Challenge
From the listing below, select every line where the word "Billion" appears.

═════ Record extracts ═════

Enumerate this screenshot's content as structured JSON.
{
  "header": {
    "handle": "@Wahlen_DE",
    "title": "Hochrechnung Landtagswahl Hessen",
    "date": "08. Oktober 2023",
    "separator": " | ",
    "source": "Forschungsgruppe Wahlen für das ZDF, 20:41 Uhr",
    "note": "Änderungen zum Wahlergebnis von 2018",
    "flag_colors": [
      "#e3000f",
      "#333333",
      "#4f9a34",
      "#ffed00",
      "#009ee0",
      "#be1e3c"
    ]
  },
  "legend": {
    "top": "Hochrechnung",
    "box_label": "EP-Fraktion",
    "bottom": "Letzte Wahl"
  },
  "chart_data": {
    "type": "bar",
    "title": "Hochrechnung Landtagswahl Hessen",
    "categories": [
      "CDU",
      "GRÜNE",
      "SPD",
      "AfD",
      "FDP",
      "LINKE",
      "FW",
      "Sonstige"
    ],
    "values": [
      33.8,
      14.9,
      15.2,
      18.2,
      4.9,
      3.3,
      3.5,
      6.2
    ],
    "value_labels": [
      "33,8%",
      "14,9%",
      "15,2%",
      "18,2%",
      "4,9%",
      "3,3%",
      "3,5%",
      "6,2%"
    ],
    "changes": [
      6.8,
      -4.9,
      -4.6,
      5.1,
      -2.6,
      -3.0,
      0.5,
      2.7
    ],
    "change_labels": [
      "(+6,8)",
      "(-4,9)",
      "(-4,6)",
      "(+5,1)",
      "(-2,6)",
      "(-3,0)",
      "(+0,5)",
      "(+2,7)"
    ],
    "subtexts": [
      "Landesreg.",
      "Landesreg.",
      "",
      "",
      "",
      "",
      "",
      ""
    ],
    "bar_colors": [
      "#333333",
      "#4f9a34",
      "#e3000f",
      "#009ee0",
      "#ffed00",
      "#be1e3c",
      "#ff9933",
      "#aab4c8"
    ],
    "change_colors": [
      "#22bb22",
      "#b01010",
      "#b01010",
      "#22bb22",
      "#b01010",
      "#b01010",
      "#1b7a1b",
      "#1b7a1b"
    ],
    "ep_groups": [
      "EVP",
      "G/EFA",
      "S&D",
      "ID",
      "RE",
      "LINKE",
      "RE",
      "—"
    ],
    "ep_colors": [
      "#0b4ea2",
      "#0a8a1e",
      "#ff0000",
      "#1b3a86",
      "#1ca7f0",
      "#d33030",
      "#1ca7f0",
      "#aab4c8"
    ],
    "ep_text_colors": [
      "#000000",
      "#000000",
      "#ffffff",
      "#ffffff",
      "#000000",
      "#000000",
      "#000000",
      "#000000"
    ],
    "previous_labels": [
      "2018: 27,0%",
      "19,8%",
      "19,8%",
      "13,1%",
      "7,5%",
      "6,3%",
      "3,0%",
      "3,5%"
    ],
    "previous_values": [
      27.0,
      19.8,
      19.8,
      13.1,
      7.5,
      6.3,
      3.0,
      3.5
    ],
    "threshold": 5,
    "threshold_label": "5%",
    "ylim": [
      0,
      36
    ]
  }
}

═════
═════ Record extracts ═════

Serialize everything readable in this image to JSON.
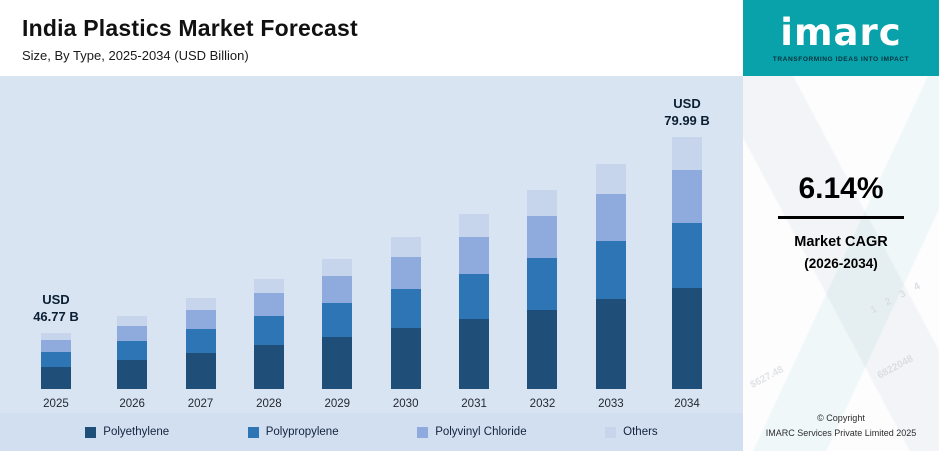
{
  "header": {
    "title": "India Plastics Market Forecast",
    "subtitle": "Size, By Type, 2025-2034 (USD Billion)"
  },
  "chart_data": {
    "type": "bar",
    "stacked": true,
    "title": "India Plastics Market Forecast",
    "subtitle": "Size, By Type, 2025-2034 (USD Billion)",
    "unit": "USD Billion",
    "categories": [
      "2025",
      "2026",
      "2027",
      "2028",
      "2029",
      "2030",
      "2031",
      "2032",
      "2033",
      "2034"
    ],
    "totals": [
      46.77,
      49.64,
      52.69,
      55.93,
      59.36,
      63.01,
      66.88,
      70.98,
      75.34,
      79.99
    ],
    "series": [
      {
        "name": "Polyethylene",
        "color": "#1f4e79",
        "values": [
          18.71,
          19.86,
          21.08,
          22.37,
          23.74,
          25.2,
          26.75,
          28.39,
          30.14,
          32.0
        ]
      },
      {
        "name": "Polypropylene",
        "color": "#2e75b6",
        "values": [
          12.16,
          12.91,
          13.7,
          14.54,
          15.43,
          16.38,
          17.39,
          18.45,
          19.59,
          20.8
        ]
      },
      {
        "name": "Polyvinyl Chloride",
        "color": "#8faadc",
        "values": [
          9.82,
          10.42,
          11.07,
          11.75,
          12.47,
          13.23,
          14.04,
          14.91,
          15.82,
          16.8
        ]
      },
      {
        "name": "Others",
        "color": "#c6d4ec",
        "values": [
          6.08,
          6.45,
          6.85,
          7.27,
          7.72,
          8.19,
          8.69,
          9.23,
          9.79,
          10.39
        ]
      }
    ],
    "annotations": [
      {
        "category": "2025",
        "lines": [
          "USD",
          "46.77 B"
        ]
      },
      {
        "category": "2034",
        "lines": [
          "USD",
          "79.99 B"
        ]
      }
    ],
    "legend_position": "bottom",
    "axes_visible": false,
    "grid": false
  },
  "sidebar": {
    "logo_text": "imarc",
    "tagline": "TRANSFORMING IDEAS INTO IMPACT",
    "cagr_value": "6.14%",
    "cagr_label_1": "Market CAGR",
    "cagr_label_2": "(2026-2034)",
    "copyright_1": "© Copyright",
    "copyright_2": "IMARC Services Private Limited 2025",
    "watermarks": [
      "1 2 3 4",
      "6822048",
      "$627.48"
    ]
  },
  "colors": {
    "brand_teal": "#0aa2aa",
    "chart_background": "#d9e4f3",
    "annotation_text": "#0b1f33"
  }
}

═════

Written solution
    "subtitle": "Size, By Type, 2025-2034 (USD Billion)"
    "subtitle": "Size, By Type, 2025-2034 (USD Billion)",
    "unit": "USD Billion",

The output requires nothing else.